» **Bir veri kaynağından alınan öğeler**:
----------------------------------------

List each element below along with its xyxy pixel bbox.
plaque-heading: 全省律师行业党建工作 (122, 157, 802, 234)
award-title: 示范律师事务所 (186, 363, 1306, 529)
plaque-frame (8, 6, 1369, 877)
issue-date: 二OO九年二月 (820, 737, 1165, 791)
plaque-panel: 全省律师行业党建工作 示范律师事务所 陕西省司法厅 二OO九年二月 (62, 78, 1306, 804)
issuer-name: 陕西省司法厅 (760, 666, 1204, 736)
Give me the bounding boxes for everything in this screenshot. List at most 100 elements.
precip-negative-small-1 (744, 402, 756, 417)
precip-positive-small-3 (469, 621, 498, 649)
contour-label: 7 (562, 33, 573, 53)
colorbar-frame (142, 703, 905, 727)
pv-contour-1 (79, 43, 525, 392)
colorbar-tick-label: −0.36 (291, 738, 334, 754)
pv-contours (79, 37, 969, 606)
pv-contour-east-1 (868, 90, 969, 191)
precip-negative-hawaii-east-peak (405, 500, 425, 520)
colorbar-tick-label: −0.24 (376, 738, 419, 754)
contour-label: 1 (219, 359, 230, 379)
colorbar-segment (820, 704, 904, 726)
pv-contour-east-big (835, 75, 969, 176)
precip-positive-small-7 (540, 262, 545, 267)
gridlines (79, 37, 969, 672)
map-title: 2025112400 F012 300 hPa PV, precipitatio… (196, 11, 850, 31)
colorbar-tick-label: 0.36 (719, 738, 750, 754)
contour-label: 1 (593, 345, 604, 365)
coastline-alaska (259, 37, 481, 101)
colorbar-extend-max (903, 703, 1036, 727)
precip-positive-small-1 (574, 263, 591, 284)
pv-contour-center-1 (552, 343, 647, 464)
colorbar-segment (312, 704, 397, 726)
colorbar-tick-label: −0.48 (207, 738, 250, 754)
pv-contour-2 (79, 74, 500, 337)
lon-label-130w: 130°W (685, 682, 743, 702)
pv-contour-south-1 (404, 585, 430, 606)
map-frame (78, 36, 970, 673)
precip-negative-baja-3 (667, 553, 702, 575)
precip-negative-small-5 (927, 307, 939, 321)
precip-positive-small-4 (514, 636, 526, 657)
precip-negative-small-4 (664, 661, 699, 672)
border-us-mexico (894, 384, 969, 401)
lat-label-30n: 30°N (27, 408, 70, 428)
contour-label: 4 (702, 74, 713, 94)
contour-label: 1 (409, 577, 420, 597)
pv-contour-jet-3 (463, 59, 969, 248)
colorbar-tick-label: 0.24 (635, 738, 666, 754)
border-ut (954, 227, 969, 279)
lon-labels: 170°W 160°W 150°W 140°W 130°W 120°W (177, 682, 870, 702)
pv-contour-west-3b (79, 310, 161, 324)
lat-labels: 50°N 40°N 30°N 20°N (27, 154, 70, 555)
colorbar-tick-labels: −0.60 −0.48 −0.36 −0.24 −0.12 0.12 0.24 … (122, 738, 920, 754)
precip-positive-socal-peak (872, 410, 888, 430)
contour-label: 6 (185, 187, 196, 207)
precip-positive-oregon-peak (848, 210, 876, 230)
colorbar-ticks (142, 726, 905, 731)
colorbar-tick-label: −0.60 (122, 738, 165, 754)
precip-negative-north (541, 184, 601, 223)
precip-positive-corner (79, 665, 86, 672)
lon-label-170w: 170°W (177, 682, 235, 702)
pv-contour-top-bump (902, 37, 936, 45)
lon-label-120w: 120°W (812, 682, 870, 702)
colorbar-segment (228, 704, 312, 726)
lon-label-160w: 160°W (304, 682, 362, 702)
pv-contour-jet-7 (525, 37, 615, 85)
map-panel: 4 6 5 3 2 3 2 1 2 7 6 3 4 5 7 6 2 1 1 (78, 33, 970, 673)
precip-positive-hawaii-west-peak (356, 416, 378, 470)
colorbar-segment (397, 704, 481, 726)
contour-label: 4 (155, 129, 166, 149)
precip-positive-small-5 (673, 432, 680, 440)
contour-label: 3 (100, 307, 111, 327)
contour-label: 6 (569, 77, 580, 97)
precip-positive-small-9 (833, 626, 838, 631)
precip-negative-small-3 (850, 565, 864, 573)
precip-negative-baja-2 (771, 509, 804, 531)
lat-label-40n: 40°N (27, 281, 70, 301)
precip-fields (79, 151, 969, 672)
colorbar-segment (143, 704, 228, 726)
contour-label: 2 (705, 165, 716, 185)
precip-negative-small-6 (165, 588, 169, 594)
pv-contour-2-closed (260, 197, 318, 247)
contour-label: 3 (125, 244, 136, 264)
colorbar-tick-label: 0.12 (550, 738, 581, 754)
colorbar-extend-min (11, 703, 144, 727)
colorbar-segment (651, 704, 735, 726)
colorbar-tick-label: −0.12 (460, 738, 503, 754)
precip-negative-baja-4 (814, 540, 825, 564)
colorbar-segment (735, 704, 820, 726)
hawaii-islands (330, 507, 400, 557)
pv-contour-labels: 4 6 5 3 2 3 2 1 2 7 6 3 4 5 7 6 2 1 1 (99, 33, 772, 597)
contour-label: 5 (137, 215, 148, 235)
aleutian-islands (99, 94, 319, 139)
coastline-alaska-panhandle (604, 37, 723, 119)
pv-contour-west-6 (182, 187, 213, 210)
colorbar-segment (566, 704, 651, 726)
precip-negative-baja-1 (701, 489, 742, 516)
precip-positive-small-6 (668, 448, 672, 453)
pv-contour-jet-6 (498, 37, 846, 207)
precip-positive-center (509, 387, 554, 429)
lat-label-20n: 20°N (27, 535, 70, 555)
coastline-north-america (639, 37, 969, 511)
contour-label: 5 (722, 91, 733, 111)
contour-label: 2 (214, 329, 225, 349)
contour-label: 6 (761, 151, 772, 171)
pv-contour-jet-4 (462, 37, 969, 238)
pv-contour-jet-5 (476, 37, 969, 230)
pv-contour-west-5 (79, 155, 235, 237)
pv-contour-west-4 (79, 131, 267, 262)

----------------------------------------

» **Yapılacak İş**:
Yukarıdaki satırların tamamını hiçbir karakterini değiştirmeden alıntılayın.

» **Alıştırma Çıktısı**:
List each element below along with its xyxy pixel bbox.
plaque-heading: 全省律师行业党建工作 (122, 157, 802, 234)
award-title: 示范律师事务所 (186, 363, 1306, 529)
plaque-frame (8, 6, 1369, 877)
issue-date: 二OO九年二月 (820, 737, 1165, 791)
plaque-panel: 全省律师行业党建工作 示范律师事务所 陕西省司法厅 二OO九年二月 (62, 78, 1306, 804)
issuer-name: 陕西省司法厅 (760, 666, 1204, 736)
Give me the bounding boxes for everything in this screenshot. List at most 100 elements.
precip-negative-small-1 (744, 402, 756, 417)
precip-positive-small-3 (469, 621, 498, 649)
contour-label: 7 (562, 33, 573, 53)
colorbar-frame (142, 703, 905, 727)
pv-contour-1 (79, 43, 525, 392)
colorbar-tick-label: −0.36 (291, 738, 334, 754)
pv-contours (79, 37, 969, 606)
pv-contour-east-1 (868, 90, 969, 191)
precip-negative-hawaii-east-peak (405, 500, 425, 520)
colorbar-tick-label: −0.24 (376, 738, 419, 754)
contour-label: 1 (219, 359, 230, 379)
colorbar-segment (820, 704, 904, 726)
pv-contour-east-big (835, 75, 969, 176)
precip-positive-small-7 (540, 262, 545, 267)
gridlines (79, 37, 969, 672)
map-title: 2025112400 F012 300 hPa PV, precipitatio… (196, 11, 850, 31)
colorbar-tick-label: 0.36 (719, 738, 750, 754)
contour-label: 1 (593, 345, 604, 365)
coastline-alaska (259, 37, 481, 101)
colorbar-extend-max (903, 703, 1036, 727)
precip-positive-small-1 (574, 263, 591, 284)
pv-contour-center-1 (552, 343, 647, 464)
colorbar-segment (312, 704, 397, 726)
colorbar-tick-label: −0.48 (207, 738, 250, 754)
pv-contour-2 (79, 74, 500, 337)
lon-label-130w: 130°W (685, 682, 743, 702)
pv-contour-south-1 (404, 585, 430, 606)
map-frame (78, 36, 970, 673)
precip-negative-baja-3 (667, 553, 702, 575)
precip-negative-small-5 (927, 307, 939, 321)
precip-positive-small-4 (514, 636, 526, 657)
precip-negative-small-4 (664, 661, 699, 672)
border-us-mexico (894, 384, 969, 401)
lat-label-30n: 30°N (27, 408, 70, 428)
contour-label: 4 (702, 74, 713, 94)
contour-label: 1 (409, 577, 420, 597)
pv-contour-jet-3 (463, 59, 969, 248)
colorbar-tick-label: 0.24 (635, 738, 666, 754)
border-ut (954, 227, 969, 279)
lon-labels: 170°W 160°W 150°W 140°W 130°W 120°W (177, 682, 870, 702)
pv-contour-west-3b (79, 310, 161, 324)
lat-labels: 50°N 40°N 30°N 20°N (27, 154, 70, 555)
colorbar-tick-labels: −0.60 −0.48 −0.36 −0.24 −0.12 0.12 0.24 … (122, 738, 920, 754)
precip-positive-socal-peak (872, 410, 888, 430)
contour-label: 6 (185, 187, 196, 207)
precip-positive-oregon-peak (848, 210, 876, 230)
colorbar-ticks (142, 726, 905, 731)
colorbar-tick-label: −0.60 (122, 738, 165, 754)
precip-negative-north (541, 184, 601, 223)
precip-positive-corner (79, 665, 86, 672)
lon-label-170w: 170°W (177, 682, 235, 702)
pv-contour-top-bump (902, 37, 936, 45)
lon-label-120w: 120°W (812, 682, 870, 702)
colorbar-segment (228, 704, 312, 726)
lon-label-160w: 160°W (304, 682, 362, 702)
pv-contour-jet-7 (525, 37, 615, 85)
map-panel: 4 6 5 3 2 3 2 1 2 7 6 3 4 5 7 6 2 1 1 (78, 33, 970, 673)
precip-positive-hawaii-west-peak (356, 416, 378, 470)
colorbar-segment (397, 704, 481, 726)
contour-label: 4 (155, 129, 166, 149)
precip-positive-small-5 (673, 432, 680, 440)
contour-label: 3 (100, 307, 111, 327)
contour-label: 6 (569, 77, 580, 97)
precip-positive-small-9 (833, 626, 838, 631)
precip-negative-small-3 (850, 565, 864, 573)
precip-negative-baja-2 (771, 509, 804, 531)
lat-label-40n: 40°N (27, 281, 70, 301)
precip-fields (79, 151, 969, 672)
colorbar-segment (143, 704, 228, 726)
contour-label: 2 (705, 165, 716, 185)
precip-negative-small-6 (165, 588, 169, 594)
pv-contour-2-closed (260, 197, 318, 247)
contour-label: 3 (125, 244, 136, 264)
colorbar-tick-label: 0.12 (550, 738, 581, 754)
colorbar-extend-min (11, 703, 144, 727)
colorbar-segment (651, 704, 735, 726)
colorbar-tick-label: −0.12 (460, 738, 503, 754)
precip-negative-baja-4 (814, 540, 825, 564)
colorbar-segment (735, 704, 820, 726)
hawaii-islands (330, 507, 400, 557)
pv-contour-labels: 4 6 5 3 2 3 2 1 2 7 6 3 4 5 7 6 2 1 1 (99, 33, 772, 597)
contour-label: 5 (137, 215, 148, 235)
aleutian-islands (99, 94, 319, 139)
coastline-alaska-panhandle (604, 37, 723, 119)
pv-contour-west-6 (182, 187, 213, 210)
colorbar-segment (566, 704, 651, 726)
precip-negative-baja-1 (701, 489, 742, 516)
precip-positive-small-6 (668, 448, 672, 453)
pv-contour-jet-6 (498, 37, 846, 207)
precip-positive-center (509, 387, 554, 429)
lat-label-20n: 20°N (27, 535, 70, 555)
coastline-north-america (639, 37, 969, 511)
contour-label: 5 (722, 91, 733, 111)
contour-label: 2 (214, 329, 225, 349)
contour-label: 6 (761, 151, 772, 171)
pv-contour-jet-4 (462, 37, 969, 238)
pv-contour-jet-5 (476, 37, 969, 230)
pv-contour-west-5 (79, 155, 235, 237)
pv-contour-west-4 (79, 131, 267, 262)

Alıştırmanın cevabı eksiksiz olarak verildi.